§ **What you have to do**: Lines containing "background" are to be counted. Give the number and nothing more.

§ **Records supplied**:
+++
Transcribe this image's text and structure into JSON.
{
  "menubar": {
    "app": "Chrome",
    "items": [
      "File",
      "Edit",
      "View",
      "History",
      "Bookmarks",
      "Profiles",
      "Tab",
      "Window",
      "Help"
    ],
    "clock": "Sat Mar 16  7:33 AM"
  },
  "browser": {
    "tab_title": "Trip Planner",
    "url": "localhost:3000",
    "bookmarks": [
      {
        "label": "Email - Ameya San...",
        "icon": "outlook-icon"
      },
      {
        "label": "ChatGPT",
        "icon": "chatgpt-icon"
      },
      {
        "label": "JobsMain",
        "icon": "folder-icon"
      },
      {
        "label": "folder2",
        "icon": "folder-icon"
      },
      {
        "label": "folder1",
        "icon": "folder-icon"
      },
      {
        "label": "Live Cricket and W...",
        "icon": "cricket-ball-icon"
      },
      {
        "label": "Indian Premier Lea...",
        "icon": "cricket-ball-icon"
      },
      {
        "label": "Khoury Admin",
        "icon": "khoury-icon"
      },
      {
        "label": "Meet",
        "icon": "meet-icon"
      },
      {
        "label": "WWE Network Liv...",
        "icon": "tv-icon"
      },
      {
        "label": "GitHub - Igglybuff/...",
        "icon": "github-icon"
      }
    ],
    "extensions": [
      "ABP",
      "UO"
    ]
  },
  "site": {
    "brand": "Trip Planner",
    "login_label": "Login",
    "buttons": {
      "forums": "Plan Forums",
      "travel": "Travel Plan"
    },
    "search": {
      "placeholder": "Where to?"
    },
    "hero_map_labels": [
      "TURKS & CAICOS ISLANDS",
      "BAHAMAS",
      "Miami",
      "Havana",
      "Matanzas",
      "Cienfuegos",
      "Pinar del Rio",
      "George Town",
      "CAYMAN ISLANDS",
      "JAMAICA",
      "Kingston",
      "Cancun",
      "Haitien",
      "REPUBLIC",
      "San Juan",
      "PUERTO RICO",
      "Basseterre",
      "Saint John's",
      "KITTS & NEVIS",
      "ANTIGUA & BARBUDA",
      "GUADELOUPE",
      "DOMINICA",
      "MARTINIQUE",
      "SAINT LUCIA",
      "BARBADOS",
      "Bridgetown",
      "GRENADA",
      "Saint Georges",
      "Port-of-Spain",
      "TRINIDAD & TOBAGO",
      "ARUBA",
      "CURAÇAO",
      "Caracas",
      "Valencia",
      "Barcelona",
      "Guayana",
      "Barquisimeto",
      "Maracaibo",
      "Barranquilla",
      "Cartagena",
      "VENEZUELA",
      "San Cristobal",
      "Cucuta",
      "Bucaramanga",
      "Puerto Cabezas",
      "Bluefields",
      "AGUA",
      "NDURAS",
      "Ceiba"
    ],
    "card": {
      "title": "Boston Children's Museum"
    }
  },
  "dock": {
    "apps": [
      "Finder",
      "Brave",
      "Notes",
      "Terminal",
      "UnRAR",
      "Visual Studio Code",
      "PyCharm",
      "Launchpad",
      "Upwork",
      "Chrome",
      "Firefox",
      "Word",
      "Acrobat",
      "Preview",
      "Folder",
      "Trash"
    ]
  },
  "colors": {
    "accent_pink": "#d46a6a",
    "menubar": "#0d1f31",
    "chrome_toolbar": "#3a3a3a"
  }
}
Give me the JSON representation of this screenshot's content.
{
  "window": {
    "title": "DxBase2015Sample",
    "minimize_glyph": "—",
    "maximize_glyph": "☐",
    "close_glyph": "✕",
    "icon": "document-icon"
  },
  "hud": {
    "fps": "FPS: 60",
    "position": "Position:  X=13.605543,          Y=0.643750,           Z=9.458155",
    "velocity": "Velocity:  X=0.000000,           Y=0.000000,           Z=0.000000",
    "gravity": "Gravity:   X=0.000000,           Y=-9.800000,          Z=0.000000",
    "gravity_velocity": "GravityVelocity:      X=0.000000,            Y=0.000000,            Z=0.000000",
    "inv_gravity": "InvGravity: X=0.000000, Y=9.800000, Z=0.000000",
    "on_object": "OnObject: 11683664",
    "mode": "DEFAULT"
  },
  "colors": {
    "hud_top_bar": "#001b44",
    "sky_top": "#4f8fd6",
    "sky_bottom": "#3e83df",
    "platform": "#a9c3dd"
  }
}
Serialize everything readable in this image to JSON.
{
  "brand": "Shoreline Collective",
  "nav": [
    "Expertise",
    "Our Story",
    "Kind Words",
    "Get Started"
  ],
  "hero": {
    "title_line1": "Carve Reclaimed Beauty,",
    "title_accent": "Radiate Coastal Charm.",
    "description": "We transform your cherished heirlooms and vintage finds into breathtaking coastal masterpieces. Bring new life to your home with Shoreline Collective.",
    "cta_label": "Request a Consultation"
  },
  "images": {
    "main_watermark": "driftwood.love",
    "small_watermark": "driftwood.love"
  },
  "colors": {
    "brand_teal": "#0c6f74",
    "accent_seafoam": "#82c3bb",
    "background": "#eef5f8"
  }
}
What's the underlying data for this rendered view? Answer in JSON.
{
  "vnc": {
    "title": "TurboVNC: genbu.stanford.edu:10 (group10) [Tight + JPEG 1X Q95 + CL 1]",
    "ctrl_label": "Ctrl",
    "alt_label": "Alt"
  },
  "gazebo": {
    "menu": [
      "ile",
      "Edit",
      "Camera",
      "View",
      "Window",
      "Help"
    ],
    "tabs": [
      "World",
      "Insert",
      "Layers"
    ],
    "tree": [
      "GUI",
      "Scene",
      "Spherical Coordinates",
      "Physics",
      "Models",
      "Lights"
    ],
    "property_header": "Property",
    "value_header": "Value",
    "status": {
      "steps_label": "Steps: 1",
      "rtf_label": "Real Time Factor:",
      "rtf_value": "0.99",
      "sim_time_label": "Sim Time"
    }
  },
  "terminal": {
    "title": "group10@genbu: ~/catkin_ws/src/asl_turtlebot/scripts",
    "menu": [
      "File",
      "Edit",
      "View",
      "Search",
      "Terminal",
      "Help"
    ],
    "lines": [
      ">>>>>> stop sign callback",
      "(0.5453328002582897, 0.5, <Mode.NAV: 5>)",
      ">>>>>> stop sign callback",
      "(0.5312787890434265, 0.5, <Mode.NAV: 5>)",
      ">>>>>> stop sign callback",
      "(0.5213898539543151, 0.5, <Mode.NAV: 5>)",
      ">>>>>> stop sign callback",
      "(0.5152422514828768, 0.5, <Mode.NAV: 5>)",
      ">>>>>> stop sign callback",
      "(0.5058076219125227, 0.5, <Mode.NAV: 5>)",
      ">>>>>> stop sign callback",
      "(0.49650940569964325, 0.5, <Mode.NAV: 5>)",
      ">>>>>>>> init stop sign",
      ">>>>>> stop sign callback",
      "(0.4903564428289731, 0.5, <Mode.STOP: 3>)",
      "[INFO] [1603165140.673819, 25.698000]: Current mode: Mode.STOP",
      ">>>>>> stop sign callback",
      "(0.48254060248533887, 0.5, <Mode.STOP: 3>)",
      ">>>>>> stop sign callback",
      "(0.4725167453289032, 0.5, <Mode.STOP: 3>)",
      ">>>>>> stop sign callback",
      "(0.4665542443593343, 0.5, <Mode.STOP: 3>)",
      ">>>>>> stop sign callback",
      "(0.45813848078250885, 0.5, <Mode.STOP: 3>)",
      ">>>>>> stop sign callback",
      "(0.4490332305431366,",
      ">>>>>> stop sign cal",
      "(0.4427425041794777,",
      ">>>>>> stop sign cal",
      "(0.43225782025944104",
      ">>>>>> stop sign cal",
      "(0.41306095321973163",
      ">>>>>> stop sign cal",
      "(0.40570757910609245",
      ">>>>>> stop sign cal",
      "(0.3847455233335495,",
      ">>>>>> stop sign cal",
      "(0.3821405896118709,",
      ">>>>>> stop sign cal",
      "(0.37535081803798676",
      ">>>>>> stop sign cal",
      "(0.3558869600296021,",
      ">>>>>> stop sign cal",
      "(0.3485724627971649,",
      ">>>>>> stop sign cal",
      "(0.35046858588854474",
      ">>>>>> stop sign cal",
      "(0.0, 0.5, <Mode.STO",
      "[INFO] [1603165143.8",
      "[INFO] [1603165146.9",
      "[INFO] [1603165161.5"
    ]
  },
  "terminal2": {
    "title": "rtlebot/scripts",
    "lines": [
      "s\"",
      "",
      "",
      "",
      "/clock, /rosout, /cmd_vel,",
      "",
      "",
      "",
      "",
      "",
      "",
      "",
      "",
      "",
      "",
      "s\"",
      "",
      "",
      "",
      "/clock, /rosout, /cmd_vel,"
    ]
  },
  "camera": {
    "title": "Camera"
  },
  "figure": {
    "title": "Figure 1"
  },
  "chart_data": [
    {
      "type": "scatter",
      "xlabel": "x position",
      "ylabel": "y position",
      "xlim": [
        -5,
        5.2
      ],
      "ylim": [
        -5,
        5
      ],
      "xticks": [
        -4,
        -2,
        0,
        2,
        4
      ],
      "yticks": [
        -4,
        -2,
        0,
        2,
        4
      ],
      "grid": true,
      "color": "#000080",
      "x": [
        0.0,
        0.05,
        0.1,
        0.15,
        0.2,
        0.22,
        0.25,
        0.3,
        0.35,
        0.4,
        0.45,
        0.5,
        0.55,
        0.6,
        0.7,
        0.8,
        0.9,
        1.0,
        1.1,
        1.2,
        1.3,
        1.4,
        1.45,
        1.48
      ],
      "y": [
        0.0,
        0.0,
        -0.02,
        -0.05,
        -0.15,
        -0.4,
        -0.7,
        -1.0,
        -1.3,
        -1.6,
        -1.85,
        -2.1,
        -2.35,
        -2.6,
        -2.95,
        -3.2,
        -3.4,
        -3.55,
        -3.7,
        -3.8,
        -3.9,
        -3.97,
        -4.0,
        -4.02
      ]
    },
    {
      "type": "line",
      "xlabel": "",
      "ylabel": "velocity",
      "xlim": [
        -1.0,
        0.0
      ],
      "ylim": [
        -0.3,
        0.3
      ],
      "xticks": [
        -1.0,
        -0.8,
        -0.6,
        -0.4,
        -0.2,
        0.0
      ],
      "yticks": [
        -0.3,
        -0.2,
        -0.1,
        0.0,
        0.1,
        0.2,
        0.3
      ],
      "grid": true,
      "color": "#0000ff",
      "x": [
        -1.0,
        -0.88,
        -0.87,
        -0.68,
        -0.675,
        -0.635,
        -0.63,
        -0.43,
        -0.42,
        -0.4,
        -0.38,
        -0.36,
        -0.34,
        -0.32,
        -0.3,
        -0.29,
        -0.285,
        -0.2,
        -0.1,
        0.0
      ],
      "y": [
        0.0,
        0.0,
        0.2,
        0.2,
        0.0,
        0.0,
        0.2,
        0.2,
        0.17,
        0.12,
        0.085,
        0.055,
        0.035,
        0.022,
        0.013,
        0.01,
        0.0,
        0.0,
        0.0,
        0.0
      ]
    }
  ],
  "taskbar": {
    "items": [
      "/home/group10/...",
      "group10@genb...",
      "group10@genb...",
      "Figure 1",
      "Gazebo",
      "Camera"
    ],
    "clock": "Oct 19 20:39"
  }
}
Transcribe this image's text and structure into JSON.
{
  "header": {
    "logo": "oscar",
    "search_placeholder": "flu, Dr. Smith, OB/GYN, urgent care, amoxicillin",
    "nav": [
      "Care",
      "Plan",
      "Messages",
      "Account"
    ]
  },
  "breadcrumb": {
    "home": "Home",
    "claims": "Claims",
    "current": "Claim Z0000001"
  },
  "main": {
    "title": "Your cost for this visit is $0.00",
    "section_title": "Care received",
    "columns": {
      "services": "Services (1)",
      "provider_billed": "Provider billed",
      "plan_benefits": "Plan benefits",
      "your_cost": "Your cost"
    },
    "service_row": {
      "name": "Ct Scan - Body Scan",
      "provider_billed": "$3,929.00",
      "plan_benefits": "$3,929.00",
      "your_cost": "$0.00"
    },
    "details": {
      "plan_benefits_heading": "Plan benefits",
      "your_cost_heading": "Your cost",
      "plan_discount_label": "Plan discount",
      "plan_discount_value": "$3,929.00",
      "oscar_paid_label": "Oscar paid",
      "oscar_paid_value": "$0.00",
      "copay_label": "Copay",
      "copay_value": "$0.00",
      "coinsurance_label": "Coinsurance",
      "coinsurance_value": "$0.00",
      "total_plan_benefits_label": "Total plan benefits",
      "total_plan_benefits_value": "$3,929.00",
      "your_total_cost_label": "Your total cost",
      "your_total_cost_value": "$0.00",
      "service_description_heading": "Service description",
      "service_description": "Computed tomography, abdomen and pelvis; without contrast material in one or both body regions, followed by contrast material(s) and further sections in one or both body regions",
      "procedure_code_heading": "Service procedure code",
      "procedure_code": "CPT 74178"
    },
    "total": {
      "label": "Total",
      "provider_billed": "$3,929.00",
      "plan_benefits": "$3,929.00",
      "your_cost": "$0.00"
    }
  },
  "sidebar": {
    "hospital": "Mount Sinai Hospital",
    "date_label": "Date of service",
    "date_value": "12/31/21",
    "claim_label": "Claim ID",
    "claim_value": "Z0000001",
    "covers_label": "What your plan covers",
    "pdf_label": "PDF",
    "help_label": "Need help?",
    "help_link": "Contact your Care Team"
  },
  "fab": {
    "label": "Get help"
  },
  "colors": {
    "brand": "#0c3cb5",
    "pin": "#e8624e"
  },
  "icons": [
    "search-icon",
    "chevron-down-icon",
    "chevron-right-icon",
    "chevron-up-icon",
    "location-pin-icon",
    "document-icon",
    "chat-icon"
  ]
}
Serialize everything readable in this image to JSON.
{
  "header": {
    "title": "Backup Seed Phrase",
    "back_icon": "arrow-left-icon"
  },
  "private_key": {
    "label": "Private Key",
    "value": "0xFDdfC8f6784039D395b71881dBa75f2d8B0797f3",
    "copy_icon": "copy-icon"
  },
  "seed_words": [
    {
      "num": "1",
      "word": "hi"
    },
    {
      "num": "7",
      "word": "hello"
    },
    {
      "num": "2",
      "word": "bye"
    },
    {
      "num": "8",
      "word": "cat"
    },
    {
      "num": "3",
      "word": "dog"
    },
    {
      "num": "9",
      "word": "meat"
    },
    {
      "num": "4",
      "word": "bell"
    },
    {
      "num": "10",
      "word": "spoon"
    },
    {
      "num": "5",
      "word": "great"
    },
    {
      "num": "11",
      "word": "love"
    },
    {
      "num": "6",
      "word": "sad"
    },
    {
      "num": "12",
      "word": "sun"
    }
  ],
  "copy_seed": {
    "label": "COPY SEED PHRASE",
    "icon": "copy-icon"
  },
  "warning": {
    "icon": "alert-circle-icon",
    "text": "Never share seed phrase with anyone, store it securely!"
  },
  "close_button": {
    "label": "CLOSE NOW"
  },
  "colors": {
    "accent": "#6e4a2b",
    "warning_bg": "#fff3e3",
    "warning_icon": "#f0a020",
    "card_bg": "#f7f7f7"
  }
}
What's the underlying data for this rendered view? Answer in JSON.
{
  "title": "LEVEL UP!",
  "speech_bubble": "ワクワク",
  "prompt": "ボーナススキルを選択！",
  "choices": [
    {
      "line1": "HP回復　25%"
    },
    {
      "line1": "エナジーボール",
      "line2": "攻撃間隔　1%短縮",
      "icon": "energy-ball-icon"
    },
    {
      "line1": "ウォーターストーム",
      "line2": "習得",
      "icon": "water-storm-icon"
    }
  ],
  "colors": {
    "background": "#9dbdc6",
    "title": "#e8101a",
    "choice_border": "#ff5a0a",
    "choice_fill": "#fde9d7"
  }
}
+++
§ **Output of the exercise**: 2